§ **THE PROBLEM**
Across the entries below, how many lines contain the word "Winning"? Give the number alone.

--------------------------------

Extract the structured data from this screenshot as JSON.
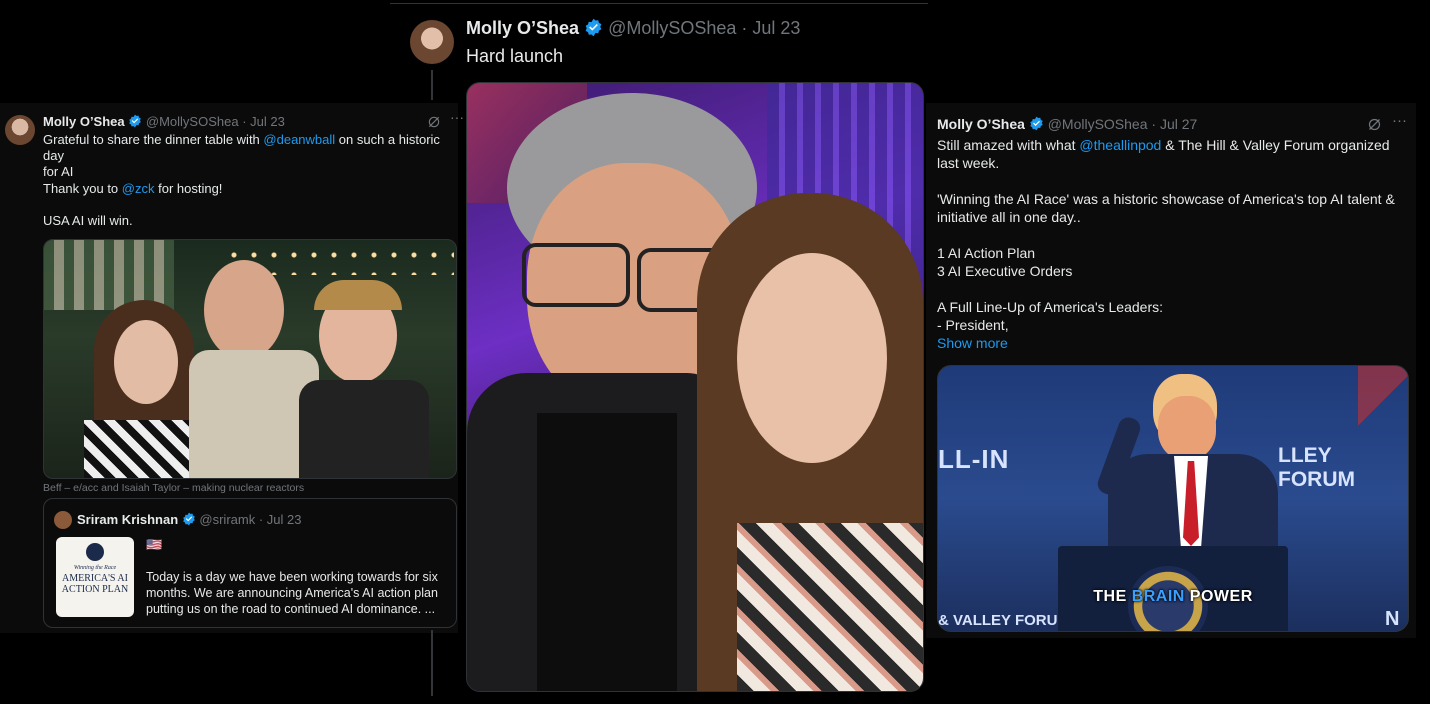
{
  "left_tweet": {
    "author_name": "Molly O’Shea",
    "handle": "@MollySOShea",
    "date": "· Jul 23",
    "text_before_mention": "Grateful to share the dinner table with ",
    "mention1": "@deanwball",
    "text_after_mention": " on such a historic day",
    "line2": "for AI",
    "thanks_before": "Thank you to ",
    "mention2": "@zck",
    "thanks_after": " for hosting!",
    "closing": "USA AI will win.",
    "photo_caption": "Beff – e/acc and Isaiah Taylor – making nuclear reactors",
    "quote": {
      "author_name": "Sriram Krishnan",
      "handle": "@sriramk",
      "date": "· Jul 23",
      "flag": "🇺🇸",
      "text": "Today is a day we have been working towards for six months. We are announcing America's AI action plan putting us on the road to continued AI dominance. ...",
      "thumb_small": "Winning the Race",
      "thumb_title": "AMERICA'S AI ACTION PLAN"
    }
  },
  "center_tweet": {
    "author_name": "Molly O’Shea",
    "handle": "@MollySOShea",
    "date": "· Jul 23",
    "text": "Hard launch"
  },
  "right_tweet": {
    "author_name": "Molly O’Shea",
    "handle": "@MollySOShea",
    "date": "· Jul 27",
    "line1_before": "Still amazed with what ",
    "mention": "@theallinpod",
    "line1_after": " & The Hill & Valley Forum organized",
    "line2": "last week.",
    "para2": "'Winning the AI Race' was a historic showcase of America's top AI talent & initiative all in one day..",
    "item1": "1 AI Action Plan",
    "item2": "3 AI Executive Orders",
    "para4": "A Full Line-Up of America's Leaders:",
    "para5": "- President,",
    "show_more": "Show more",
    "video_sign_left": "LL-IN",
    "video_sign_right": "LLEY FORUM",
    "video_sign_bottom_left": "& VALLEY FORUM",
    "video_sign_bottom_right": "N",
    "caption_pre": "THE ",
    "caption_highlight": "BRAIN",
    "caption_post": " POWER"
  },
  "colors": {
    "link": "#1d9bf0",
    "verified": "#1d9bf0",
    "muted": "#71767b"
  }
}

--------------------------------

§ **TASK RESPONSE**
2